In your copy, repeat the records exactly and leave out the pictures.

start

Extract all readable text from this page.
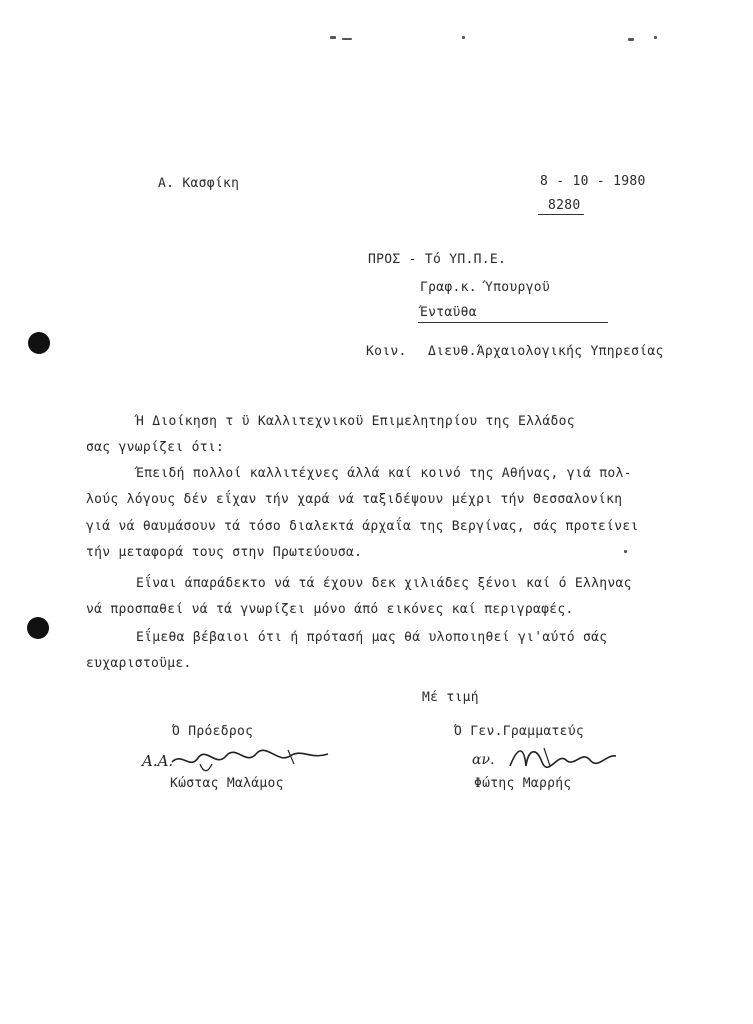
Α. Κασφίκη	8 - 10 - 1980
8280
ΠΡΟΣ - Τό ΥΠ.Π.Ε.
Γραφ.κ. Ύπουργοϋ
Ένταϋθα
Κοιν. Διευθ.Άρχαιολογικής Υπηρεσίας
Ή Διοίκηση τ ϋ Καλλιτεχνικοϋ Επιμελητηρίου της Ελλάδος
σας γνωρίζει ότι:
Έπειδή πολλοί καλλιτέχνες άλλά καί κοινό της Αθήνας, γιά πολ-
λούς λόγους δέν εΐχαν τήν χαρά νά ταξιδέψουν μέχρι τήν Θεσσαλονίκη
γιά νά θαυμάσουν τά τόσο διαλεκτά άρχαΐα της Βεργίνας, σάς προτείνει
τήν μεταφορά τους στην Πρωτεύουσα.
Εΐναι άπαράδεκτο νά τά έχουν δεκ χιλιάδες ξένοι καί ό Ελληνας
νά προσπαθεί νά τά γνωρίζει μόνο άπό εικόνες καί περιγραφές.
Εΐμεθα βέβαιοι ότι ή πρότασή μας θά υλοποιηθεί γι'αύτό σάς
ευχαριστοϋμε.
Μέ τιμή
Ό Πρόεδρος
Α.Α.
Κώστας Μαλάμος
Ό Γεν.Γραμματεύς
αν.
Φώτης Μαρρής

end

● **Solution to this task**:
Extract all readable text from this page.
Α. Κασφίκη	8 - 10 - 1980
8280
ΠΡΟΣ - Τό ΥΠ.Π.Ε.
Γραφ.κ. Ύπουργοϋ
Ένταϋθα
Κοιν. Διευθ.Άρχαιολογικής Υπηρεσίας
Ή Διοίκηση τ ϋ Καλλιτεχνικοϋ Επιμελητηρίου της Ελλάδος
σας γνωρίζει ότι:
Έπειδή πολλοί καλλιτέχνες άλλά καί κοινό της Αθήνας, γιά πολ-
λούς λόγους δέν εΐχαν τήν χαρά νά ταξιδέψουν μέχρι τήν Θεσσαλονίκη
γιά νά θαυμάσουν τά τόσο διαλεκτά άρχαΐα της Βεργίνας, σάς προτείνει
τήν μεταφορά τους στην Πρωτεύουσα.
Εΐναι άπαράδεκτο νά τά έχουν δεκ χιλιάδες ξένοι καί ό Ελληνας
νά προσπαθεί νά τά γνωρίζει μόνο άπό εικόνες καί περιγραφές.
Εΐμεθα βέβαιοι ότι ή πρότασή μας θά υλοποιηθεί γι'αύτό σάς
ευχαριστοϋμε.
Μέ τιμή
Ό Πρόεδρος
Α.Α.
Κώστας Μαλάμος
Ό Γεν.Γραμματεύς
αν.
Φώτης Μαρρής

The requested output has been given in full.